%%

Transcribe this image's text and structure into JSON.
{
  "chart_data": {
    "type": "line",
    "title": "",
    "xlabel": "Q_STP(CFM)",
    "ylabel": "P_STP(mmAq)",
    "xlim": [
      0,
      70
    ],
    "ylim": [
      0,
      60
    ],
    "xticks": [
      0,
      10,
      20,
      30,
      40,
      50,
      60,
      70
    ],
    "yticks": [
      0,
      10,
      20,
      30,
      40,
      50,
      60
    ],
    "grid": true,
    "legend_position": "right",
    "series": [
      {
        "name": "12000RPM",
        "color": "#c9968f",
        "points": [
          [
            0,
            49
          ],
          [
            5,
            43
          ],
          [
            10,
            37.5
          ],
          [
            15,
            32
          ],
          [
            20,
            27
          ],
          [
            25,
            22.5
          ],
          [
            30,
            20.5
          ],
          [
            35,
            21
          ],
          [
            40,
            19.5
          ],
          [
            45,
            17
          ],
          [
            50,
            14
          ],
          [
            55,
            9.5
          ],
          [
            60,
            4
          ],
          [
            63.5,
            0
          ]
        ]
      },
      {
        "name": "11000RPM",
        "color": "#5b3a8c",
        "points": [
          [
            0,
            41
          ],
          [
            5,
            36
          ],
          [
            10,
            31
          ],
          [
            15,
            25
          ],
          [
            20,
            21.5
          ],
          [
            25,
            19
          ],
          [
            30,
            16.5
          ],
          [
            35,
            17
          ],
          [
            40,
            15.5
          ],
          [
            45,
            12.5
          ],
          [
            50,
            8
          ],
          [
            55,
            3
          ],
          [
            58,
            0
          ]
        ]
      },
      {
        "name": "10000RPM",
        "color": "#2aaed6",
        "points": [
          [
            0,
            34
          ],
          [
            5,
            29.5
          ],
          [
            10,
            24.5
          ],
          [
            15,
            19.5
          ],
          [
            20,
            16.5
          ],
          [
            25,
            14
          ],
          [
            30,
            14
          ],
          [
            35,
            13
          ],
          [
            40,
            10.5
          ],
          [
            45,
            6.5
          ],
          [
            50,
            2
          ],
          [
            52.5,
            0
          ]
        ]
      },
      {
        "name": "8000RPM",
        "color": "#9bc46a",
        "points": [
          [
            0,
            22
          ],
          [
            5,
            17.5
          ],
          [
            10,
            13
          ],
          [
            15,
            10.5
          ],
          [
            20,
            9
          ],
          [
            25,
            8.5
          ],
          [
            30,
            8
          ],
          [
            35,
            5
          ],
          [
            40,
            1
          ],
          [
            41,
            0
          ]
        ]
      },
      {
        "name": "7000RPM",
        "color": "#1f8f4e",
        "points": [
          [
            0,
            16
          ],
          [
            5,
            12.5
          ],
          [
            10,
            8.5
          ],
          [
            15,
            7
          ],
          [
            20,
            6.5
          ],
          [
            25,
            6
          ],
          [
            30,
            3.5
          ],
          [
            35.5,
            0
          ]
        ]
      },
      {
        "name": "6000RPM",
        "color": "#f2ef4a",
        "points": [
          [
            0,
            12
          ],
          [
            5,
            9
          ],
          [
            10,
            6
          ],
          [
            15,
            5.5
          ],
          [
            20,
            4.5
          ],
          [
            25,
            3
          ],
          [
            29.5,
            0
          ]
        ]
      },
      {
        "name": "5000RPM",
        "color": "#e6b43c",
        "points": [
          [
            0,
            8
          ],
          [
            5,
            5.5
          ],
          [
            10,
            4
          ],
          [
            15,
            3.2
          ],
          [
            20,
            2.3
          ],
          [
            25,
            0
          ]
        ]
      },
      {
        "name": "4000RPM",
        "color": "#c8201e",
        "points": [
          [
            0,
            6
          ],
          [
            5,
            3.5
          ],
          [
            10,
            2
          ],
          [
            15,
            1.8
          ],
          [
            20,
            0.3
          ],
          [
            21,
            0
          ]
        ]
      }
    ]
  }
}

%%

**THE REQUEST**.
From the listing above, copy every line that holds the string "name".

**SOLUTION FOR THIS PROBLEM**.
        "name": "12000RPM",
        "name": "11000RPM",
        "name": "10000RPM",
        "name": "8000RPM",
        "name": "7000RPM",
        "name": "6000RPM",
        "name": "5000RPM",
        "name": "4000RPM",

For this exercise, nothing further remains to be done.